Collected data
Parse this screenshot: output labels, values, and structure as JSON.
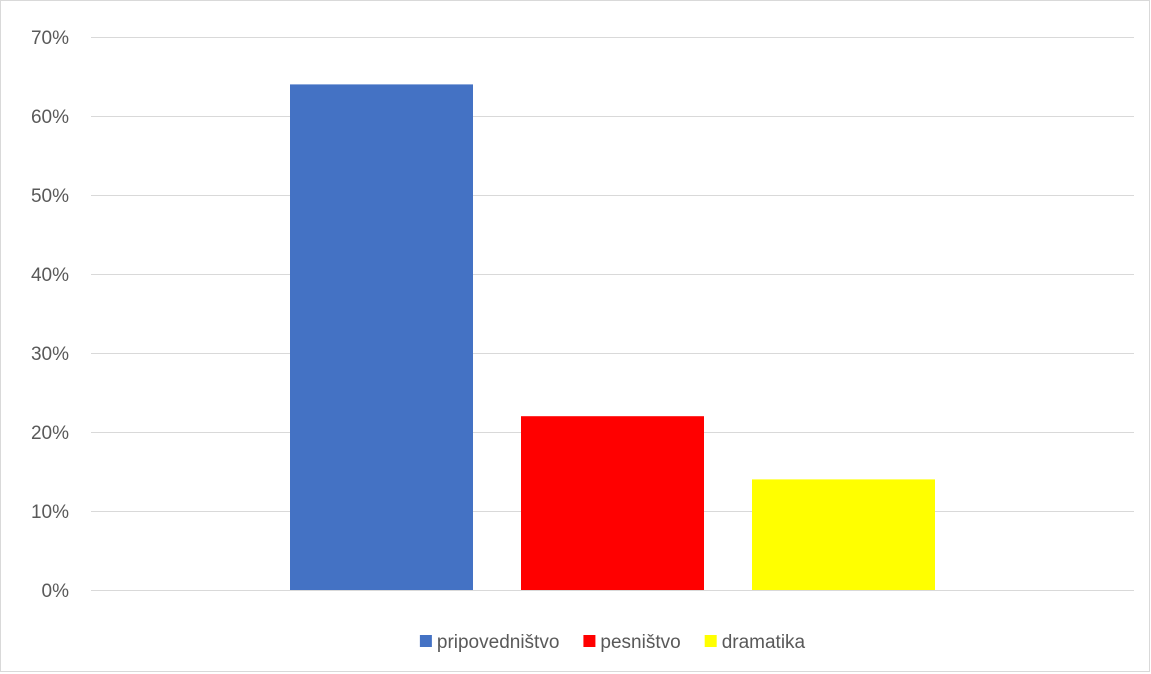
{
  "chart_data": {
    "type": "bar",
    "title": "",
    "xlabel": "",
    "ylabel": "",
    "ylim": [
      0,
      70
    ],
    "ytick_step": 10,
    "ytick_format": "percent",
    "grid": true,
    "legend_position": "bottom",
    "categories": [
      ""
    ],
    "series": [
      {
        "name": "pripovedništvo",
        "values": [
          64
        ],
        "color": "#4472C4"
      },
      {
        "name": "pesništvo",
        "values": [
          22
        ],
        "color": "#FF0000"
      },
      {
        "name": "dramatika",
        "values": [
          14
        ],
        "color": "#FFFF00"
      }
    ]
  }
}
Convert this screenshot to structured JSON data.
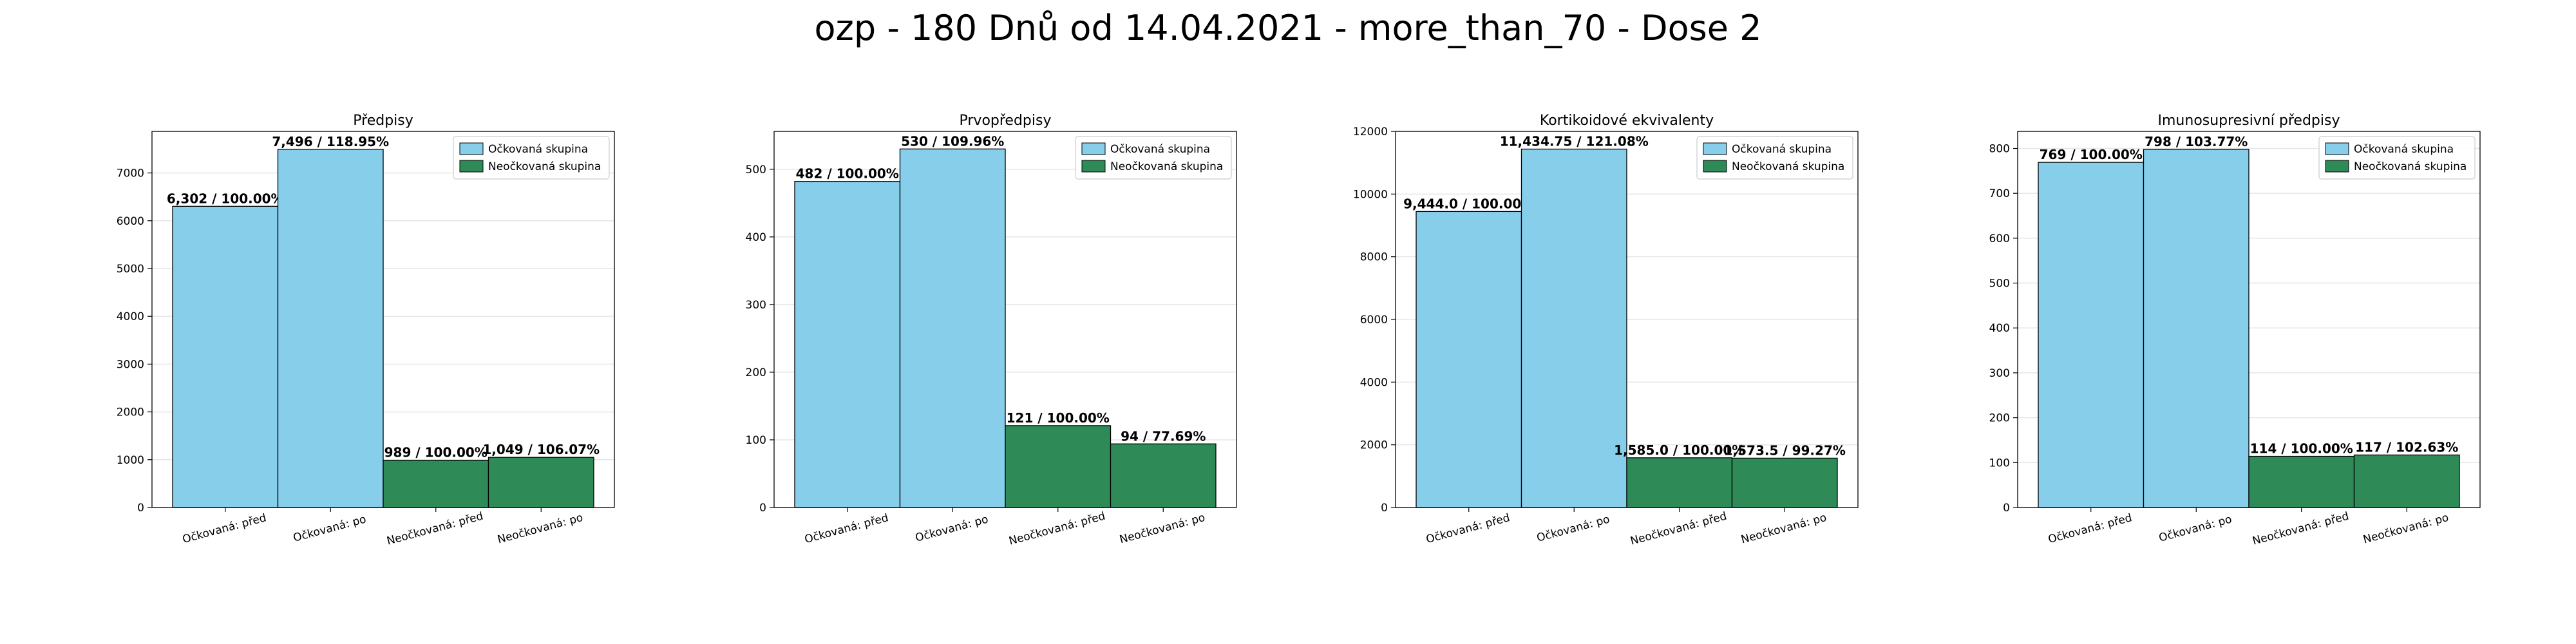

● Exercise task: Output every entry verbatim. Pictures do not belong in the copy.

● Correct answer:
Parse this screenshot: output labels, values, and structure as JSON.
{
  "chart_data": {
    "type": "bar",
    "title": "",
    "xlabel": "",
    "ylabel": "",
    "ylim": [
      0,
      70
    ],
    "ytick_step": 10,
    "ytick_format": "percent",
    "grid": true,
    "legend_position": "bottom",
    "categories": [
      ""
    ],
    "series": [
      {
        "name": "pripovedništvo",
        "values": [
          64
        ],
        "color": "#4472C4"
      },
      {
        "name": "pesništvo",
        "values": [
          22
        ],
        "color": "#FF0000"
      },
      {
        "name": "dramatika",
        "values": [
          14
        ],
        "color": "#FFFF00"
      }
    ]
  }
}
Convert this screenshot to structured JSON data.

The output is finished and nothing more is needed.